§ **WHAT THE TASK REQUIRES**: Write out every entry exactly as given, but omit the pictures.

++++++++++

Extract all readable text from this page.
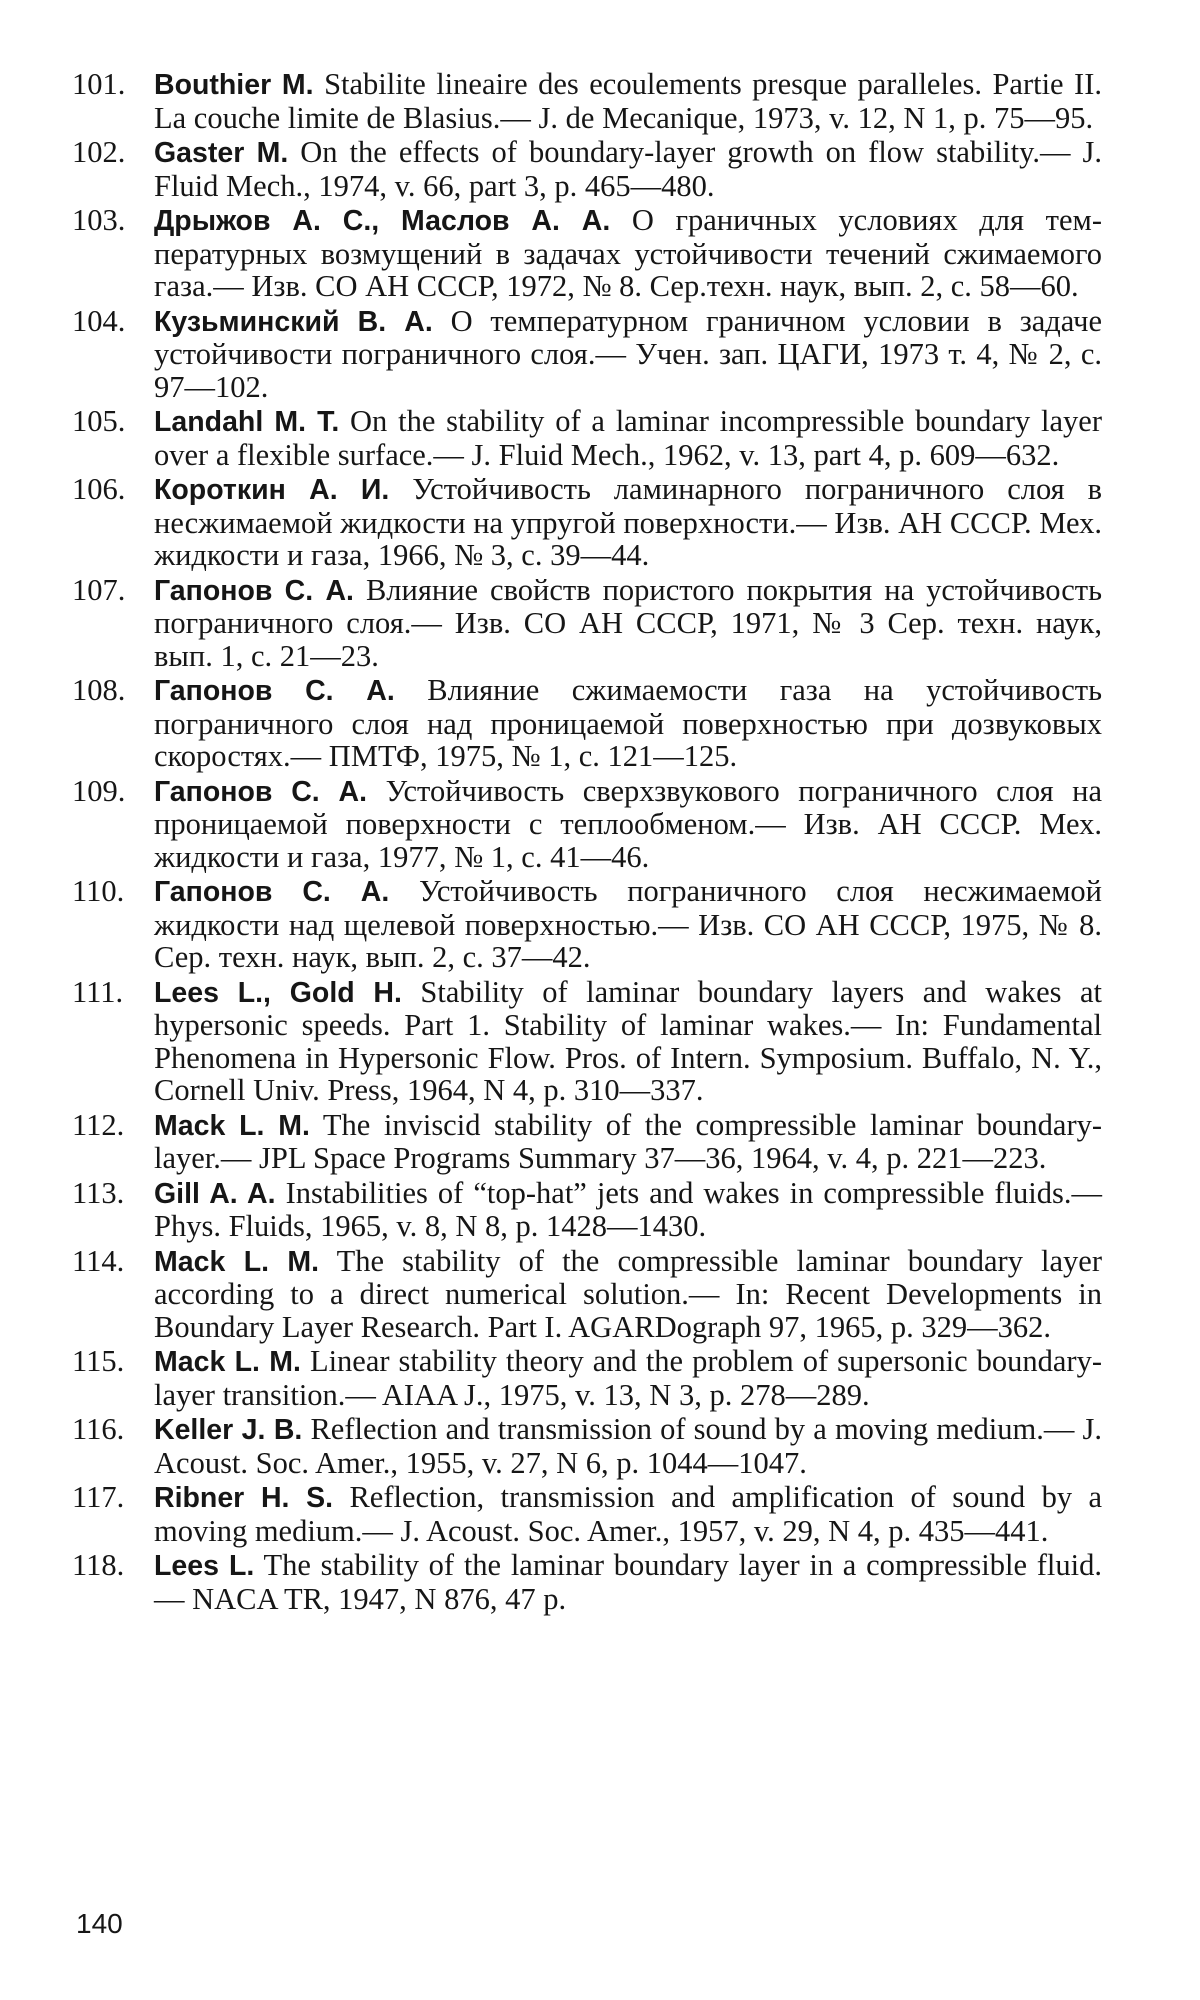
101.	Bouthier M. Stabilite lineaire des ecoulements presque paralleles. Partie II. La couche limite de Blasius.— J. de Mecanique, 1973, v. 12, N 1, p. 75—95.
102.	Gaster M. On the effects of boundary-layer growth on flow stability.— J. Fluid Mech., 1974, v. 66, part 3, p. 465—480.
103.	Дрыжов А. С., Маслов А. А. О граничных условиях для температурных возмущений в задачах устойчивости течений сжимаемого газа.— Изв. СО АН СССР, 1972, № 8. Сер.техн. наук, вып. 2, с. 58—60.
104.	Кузьминский В. А. О температурном граничном условии в задаче устойчивости пограничного слоя.— Учен. зап. ЦАГИ, 1973 т. 4, № 2, с. 97—102.
105.	Landahl M. T. On the stability of a laminar incompressible boundary layer over a flexible surface.— J. Fluid Mech., 1962, v. 13, part 4, p. 609—632.
106.	Короткин А. И. Устойчивость ламинарного пограничного слоя в несжимаемой жидкости на упругой поверхности.— Изв. АН СССР. Мех. жидкости и газа, 1966, № 3, с. 39—44.
107.	Гапонов С. А. Влияние свойств пористого покрытия на устойчивость пограничного слоя.— Изв. СО АН СССР, 1971, № 3 Сер. техн. наук, вып. 1, с. 21—23.
108.	Гапонов С. А. Влияние сжимаемости газа на устойчивость пограничного слоя над проницаемой поверхностью при дозвуковых скоростях.— ПМТФ, 1975, № 1, с. 121—125.
109.	Гапонов С. А. Устойчивость сверхзвукового пограничного слоя на проницаемой поверхности с теплообменом.— Изв. АН СССР. Мех. жидкости и газа, 1977, № 1, с. 41—46.
110.	Гапонов С. А. Устойчивость пограничного слоя несжимаемой жидкости над щелевой поверхностью.— Изв. СО АН СССР, 1975, № 8. Сер. техн. наук, вып. 2, с. 37—42.
111.	Lees L., Gold H. Stability of laminar boundary layers and wakes at hypersonic speeds. Part 1. Stability of laminar wakes.— In: Fundamental Phenomena in Hypersonic Flow. Pros. of Intern. Symposium. Buffalo, N. Y., Cornell Univ. Press, 1964, N 4, p. 310—337.
112.	Mack L. M. The inviscid stability of the compressible laminar boundary-layer.— JPL Space Programs Summary 37—36, 1964, v. 4, p. 221—223.
113.	Gill A. A. Instabilities of “top-hat” jets and wakes in compressible fluids.— Phys. Fluids, 1965, v. 8, N 8, p. 1428—1430.
114.	Mack L. M. The stability of the compressible laminar boundary layer according to a direct numerical solution.— In: Recent Developments in Boundary Layer Research. Part I. AGARDograph 97, 1965, p. 329—362.
115.	Mack L. M. Linear stability theory and the problem of supersonic boundary-layer transition.— AIAA J., 1975, v. 13, N 3, p. 278—289.
116.	Keller J. B. Reflection and transmission of sound by a moving medium.— J. Acoust. Soc. Amer., 1955, v. 27, N 6, p. 1044—1047.
117.	Ribner H. S. Reflection, transmission and amplification of sound by a moving medium.— J. Acoust. Soc. Amer., 1957, v. 29, N 4, p. 435—441.
118.	Lees L. The stability of the laminar boundary layer in a compressible fluid.— NACA TR, 1947, N 876, 47 p.
140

++++++++++

§ **PROBLEM SOLUTION**:
Extract all readable text from this page.
101.	Bouthier M. Stabilite lineaire des ecoulements presque paralleles. Partie II. La couche limite de Blasius.— J. de Mecanique, 1973, v. 12, N 1, p. 75—95.
102.	Gaster M. On the effects of boundary-layer growth on flow stability.— J. Fluid Mech., 1974, v. 66, part 3, p. 465—480.
103.	Дрыжов А. С., Маслов А. А. О граничных условиях для температурных возмущений в задачах устойчивости течений сжимаемого газа.— Изв. СО АН СССР, 1972, № 8. Сер.техн. наук, вып. 2, с. 58—60.
104.	Кузьминский В. А. О температурном граничном условии в задаче устойчивости пограничного слоя.— Учен. зап. ЦАГИ, 1973 т. 4, № 2, с. 97—102.
105.	Landahl M. T. On the stability of a laminar incompressible boundary layer over a flexible surface.— J. Fluid Mech., 1962, v. 13, part 4, p. 609—632.
106.	Короткин А. И. Устойчивость ламинарного пограничного слоя в несжимаемой жидкости на упругой поверхности.— Изв. АН СССР. Мех. жидкости и газа, 1966, № 3, с. 39—44.
107.	Гапонов С. А. Влияние свойств пористого покрытия на устойчивость пограничного слоя.— Изв. СО АН СССР, 1971, № 3 Сер. техн. наук, вып. 1, с. 21—23.
108.	Гапонов С. А. Влияние сжимаемости газа на устойчивость пограничного слоя над проницаемой поверхностью при дозвуковых скоростях.— ПМТФ, 1975, № 1, с. 121—125.
109.	Гапонов С. А. Устойчивость сверхзвукового пограничного слоя на проницаемой поверхности с теплообменом.— Изв. АН СССР. Мех. жидкости и газа, 1977, № 1, с. 41—46.
110.	Гапонов С. А. Устойчивость пограничного слоя несжимаемой жидкости над щелевой поверхностью.— Изв. СО АН СССР, 1975, № 8. Сер. техн. наук, вып. 2, с. 37—42.
111.	Lees L., Gold H. Stability of laminar boundary layers and wakes at hypersonic speeds. Part 1. Stability of laminar wakes.— In: Fundamental Phenomena in Hypersonic Flow. Pros. of Intern. Symposium. Buffalo, N. Y., Cornell Univ. Press, 1964, N 4, p. 310—337.
112.	Mack L. M. The inviscid stability of the compressible laminar boundary-layer.— JPL Space Programs Summary 37—36, 1964, v. 4, p. 221—223.
113.	Gill A. A. Instabilities of “top-hat” jets and wakes in compressible fluids.— Phys. Fluids, 1965, v. 8, N 8, p. 1428—1430.
114.	Mack L. M. The stability of the compressible laminar boundary layer according to a direct numerical solution.— In: Recent Developments in Boundary Layer Research. Part I. AGARDograph 97, 1965, p. 329—362.
115.	Mack L. M. Linear stability theory and the problem of supersonic boundary-layer transition.— AIAA J., 1975, v. 13, N 3, p. 278—289.
116.	Keller J. B. Reflection and transmission of sound by a moving medium.— J. Acoust. Soc. Amer., 1955, v. 27, N 6, p. 1044—1047.
117.	Ribner H. S. Reflection, transmission and amplification of sound by a moving medium.— J. Acoust. Soc. Amer., 1957, v. 29, N 4, p. 435—441.
118.	Lees L. The stability of the laminar boundary layer in a compressible fluid.— NACA TR, 1947, N 876, 47 p.
140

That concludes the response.